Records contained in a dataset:
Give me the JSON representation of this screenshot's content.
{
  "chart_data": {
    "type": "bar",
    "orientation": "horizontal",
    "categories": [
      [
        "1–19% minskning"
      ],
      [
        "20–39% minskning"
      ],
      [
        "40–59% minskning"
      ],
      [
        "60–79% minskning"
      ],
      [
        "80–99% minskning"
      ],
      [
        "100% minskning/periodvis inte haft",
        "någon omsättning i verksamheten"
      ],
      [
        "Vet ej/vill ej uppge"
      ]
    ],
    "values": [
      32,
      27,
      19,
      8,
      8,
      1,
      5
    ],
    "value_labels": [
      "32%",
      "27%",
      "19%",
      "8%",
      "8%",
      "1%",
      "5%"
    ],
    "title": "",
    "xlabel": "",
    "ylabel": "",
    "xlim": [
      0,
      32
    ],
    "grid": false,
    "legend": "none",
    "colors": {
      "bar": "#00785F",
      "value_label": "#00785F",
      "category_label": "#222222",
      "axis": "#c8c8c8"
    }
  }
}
==
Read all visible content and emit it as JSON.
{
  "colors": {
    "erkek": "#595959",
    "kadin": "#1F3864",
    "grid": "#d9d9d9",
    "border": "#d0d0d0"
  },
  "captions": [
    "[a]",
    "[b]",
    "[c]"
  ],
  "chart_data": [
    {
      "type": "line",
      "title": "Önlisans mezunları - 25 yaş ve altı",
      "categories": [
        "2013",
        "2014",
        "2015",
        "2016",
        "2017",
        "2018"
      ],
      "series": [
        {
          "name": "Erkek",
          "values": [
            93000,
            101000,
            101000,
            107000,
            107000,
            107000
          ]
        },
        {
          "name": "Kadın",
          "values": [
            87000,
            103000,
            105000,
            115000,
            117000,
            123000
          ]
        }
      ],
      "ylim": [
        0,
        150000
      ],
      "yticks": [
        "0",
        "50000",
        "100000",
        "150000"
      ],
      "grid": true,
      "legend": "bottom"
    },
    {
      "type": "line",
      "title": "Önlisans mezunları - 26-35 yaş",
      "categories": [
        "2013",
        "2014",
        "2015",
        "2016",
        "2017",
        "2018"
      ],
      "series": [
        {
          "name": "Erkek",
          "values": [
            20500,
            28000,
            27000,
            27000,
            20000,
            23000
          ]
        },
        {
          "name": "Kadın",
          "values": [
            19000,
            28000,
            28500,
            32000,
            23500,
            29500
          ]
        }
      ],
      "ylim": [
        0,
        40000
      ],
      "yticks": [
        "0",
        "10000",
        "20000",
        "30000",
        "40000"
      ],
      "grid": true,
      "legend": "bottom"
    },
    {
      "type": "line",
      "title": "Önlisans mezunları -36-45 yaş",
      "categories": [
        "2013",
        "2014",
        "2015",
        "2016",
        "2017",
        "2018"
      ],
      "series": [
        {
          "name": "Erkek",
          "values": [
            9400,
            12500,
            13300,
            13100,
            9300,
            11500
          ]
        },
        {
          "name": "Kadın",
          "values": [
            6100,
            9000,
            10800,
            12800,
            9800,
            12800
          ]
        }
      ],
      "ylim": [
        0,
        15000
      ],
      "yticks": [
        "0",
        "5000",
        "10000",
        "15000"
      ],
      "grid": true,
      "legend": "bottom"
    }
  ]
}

Directions
Every line above that contains the word "Önlisans" should be reported.

Solution for this exercise
      "title": "Önlisans mezunları - 25 yaş ve altı",
      "title": "Önlisans mezunları - 26-35 yaş",
      "title": "Önlisans mezunları -36-45 yaş",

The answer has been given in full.